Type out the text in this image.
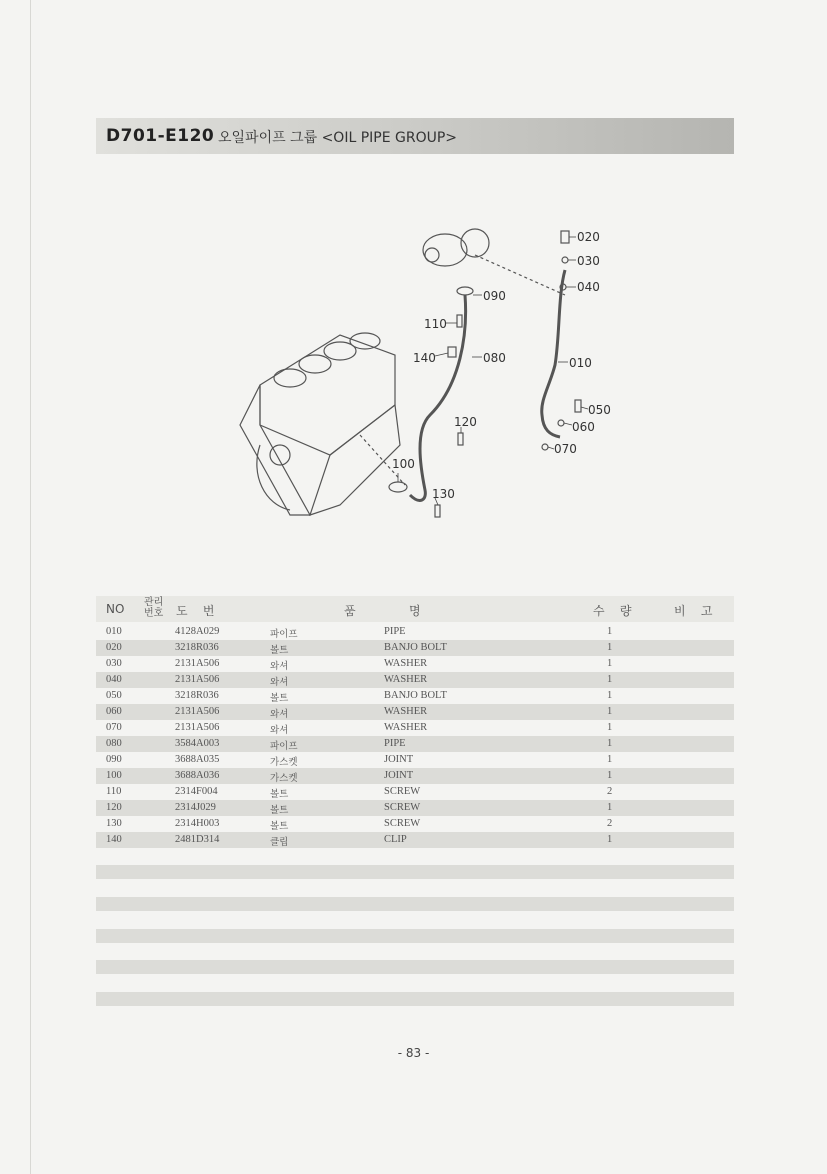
D701-E120 오일파이프 그룹 <OIL PIPE GROUP>
020
030
040
090
110
140	080	010
050
060
120
070
100
130
NO 관리
번호 도    번	품              명	수    량	비    고
010	4128A029	파이프	PIPE	1
020	3218R036	볼트	BANJO BOLT	1
030	2131A506	와셔	WASHER	1
040	2131A506	와셔	WASHER	1
050	3218R036	볼트	BANJO BOLT	1
060	2131A506	와셔	WASHER	1
070	2131A506	와셔	WASHER	1
080	3584A003	파이프	PIPE	1
090	3688A035	가스켓	JOINT	1
100	3688A036	가스켓	JOINT	1
110	2314F004	볼트	SCREW	2
120	2314J029	볼트	SCREW	1
130	2314H003	볼트	SCREW	2
140	2481D314	클립	CLIP	1
- 83 -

● ● ● ● ● ● ●

* [WHAT IS ASKED]:
Check each line above for the string "WASHER" and show the ones that have it.

* [RESULT OF THE EXERCISE]:
030	2131A506	와셔	WASHER	1
040	2131A506	와셔	WASHER	1
060	2131A506	와셔	WASHER	1
070	2131A506	와셔	WASHER	1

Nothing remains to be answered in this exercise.